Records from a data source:
§ §

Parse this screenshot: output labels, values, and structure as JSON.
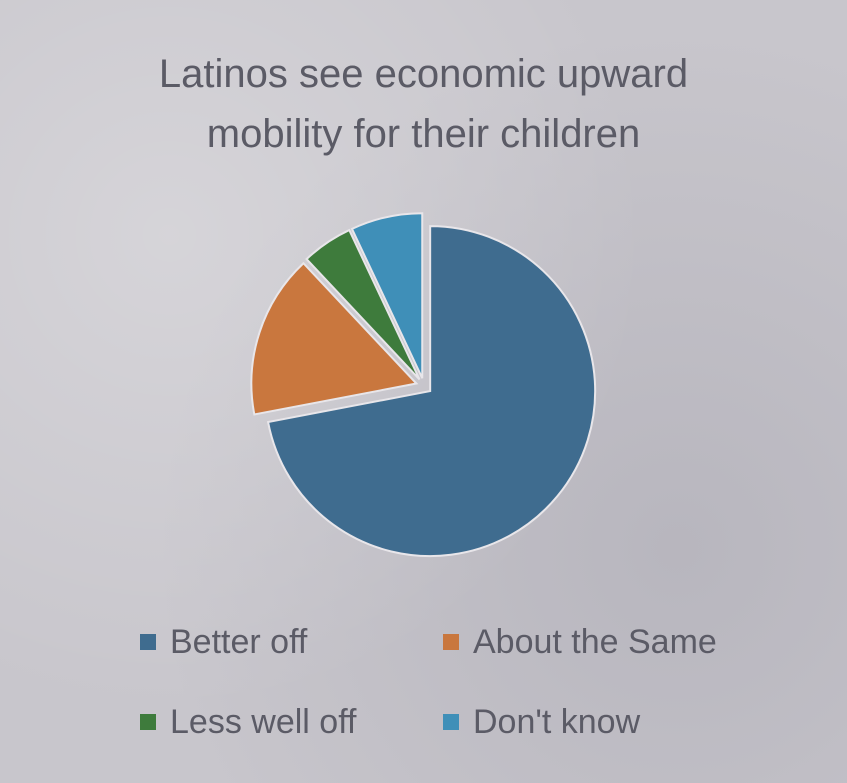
{
  "chart_data": {
    "type": "pie",
    "title": "Latinos see economic upward mobility for their children",
    "categories": [
      "Better off",
      "About the Same",
      "Less well off",
      "Don't know"
    ],
    "values": [
      72,
      16,
      5,
      7
    ],
    "colors": [
      "#3f6c8f",
      "#c9773e",
      "#3e7b3c",
      "#3f8fb8"
    ],
    "legend_position": "bottom"
  }
}
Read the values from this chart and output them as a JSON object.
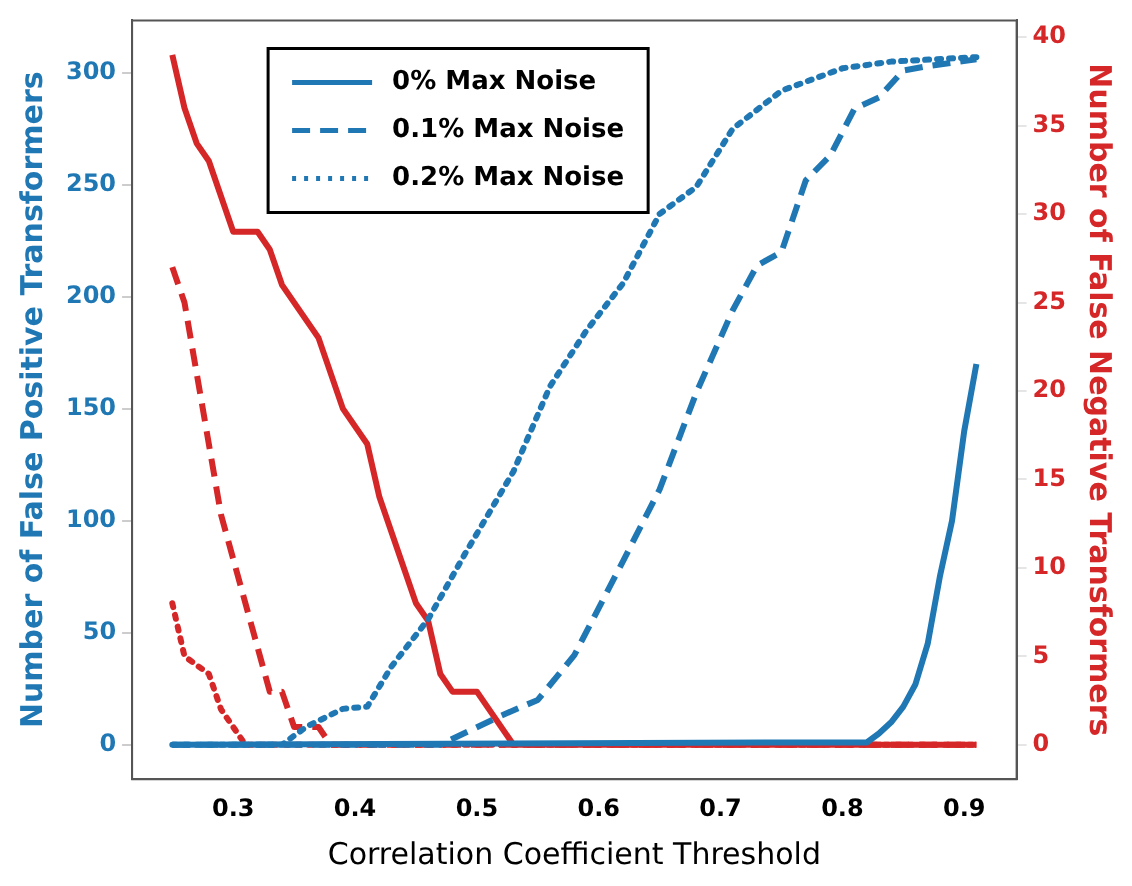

§ §

WHAT IS EXPECTED —
In your copy, repeat each record exactly and include no pictures.

SOLUTION TO THIS PROBLEM —
Parse this screenshot: output labels, values, and structure as JSON.
{
  "chart_data": {
    "type": "pie",
    "title": "Latinos see economic upward mobility for their children",
    "categories": [
      "Better off",
      "About the Same",
      "Less well off",
      "Don't know"
    ],
    "values": [
      72,
      16,
      5,
      7
    ],
    "colors": [
      "#3f6c8f",
      "#c9773e",
      "#3e7b3c",
      "#3f8fb8"
    ],
    "legend_position": "bottom"
  }
}
Read the values from this chart and output them as a JSON object.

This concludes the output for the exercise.